Copy all the material that follows, keeping every character the same.

──────────

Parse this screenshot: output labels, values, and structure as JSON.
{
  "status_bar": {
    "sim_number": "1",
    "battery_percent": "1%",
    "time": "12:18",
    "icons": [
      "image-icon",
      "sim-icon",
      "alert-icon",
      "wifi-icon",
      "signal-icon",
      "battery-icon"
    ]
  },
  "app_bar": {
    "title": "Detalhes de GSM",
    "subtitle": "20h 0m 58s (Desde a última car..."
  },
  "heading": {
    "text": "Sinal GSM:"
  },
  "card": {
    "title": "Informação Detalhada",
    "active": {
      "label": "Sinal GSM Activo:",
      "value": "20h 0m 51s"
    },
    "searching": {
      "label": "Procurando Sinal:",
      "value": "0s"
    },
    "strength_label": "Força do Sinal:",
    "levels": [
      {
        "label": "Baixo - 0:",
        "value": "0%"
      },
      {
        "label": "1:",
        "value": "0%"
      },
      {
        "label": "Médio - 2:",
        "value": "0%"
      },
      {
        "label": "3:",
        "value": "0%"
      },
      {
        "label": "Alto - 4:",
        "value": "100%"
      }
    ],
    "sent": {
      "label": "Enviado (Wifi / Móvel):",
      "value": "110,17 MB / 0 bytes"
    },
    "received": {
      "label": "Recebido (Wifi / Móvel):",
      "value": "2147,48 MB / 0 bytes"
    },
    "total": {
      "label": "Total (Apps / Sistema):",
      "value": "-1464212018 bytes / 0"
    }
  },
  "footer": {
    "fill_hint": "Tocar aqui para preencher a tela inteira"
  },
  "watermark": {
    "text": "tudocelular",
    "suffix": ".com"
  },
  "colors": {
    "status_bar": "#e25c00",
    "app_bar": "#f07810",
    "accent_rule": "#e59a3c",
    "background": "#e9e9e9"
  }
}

──────────

* _Problem solution_
Parse this screenshot: output labels, values, and structure as JSON.
{
  "status_bar": {
    "sim_number": "1",
    "battery_percent": "1%",
    "time": "12:18",
    "icons": [
      "image-icon",
      "sim-icon",
      "alert-icon",
      "wifi-icon",
      "signal-icon",
      "battery-icon"
    ]
  },
  "app_bar": {
    "title": "Detalhes de GSM",
    "subtitle": "20h 0m 58s (Desde a última car..."
  },
  "heading": {
    "text": "Sinal GSM:"
  },
  "card": {
    "title": "Informação Detalhada",
    "active": {
      "label": "Sinal GSM Activo:",
      "value": "20h 0m 51s"
    },
    "searching": {
      "label": "Procurando Sinal:",
      "value": "0s"
    },
    "strength_label": "Força do Sinal:",
    "levels": [
      {
        "label": "Baixo - 0:",
        "value": "0%"
      },
      {
        "label": "1:",
        "value": "0%"
      },
      {
        "label": "Médio - 2:",
        "value": "0%"
      },
      {
        "label": "3:",
        "value": "0%"
      },
      {
        "label": "Alto - 4:",
        "value": "100%"
      }
    ],
    "sent": {
      "label": "Enviado (Wifi / Móvel):",
      "value": "110,17 MB / 0 bytes"
    },
    "received": {
      "label": "Recebido (Wifi / Móvel):",
      "value": "2147,48 MB / 0 bytes"
    },
    "total": {
      "label": "Total (Apps / Sistema):",
      "value": "-1464212018 bytes / 0"
    }
  },
  "footer": {
    "fill_hint": "Tocar aqui para preencher a tela inteira"
  },
  "watermark": {
    "text": "tudocelular",
    "suffix": ".com"
  },
  "colors": {
    "status_bar": "#e25c00",
    "app_bar": "#f07810",
    "accent_rule": "#e59a3c",
    "background": "#e9e9e9"
  }
}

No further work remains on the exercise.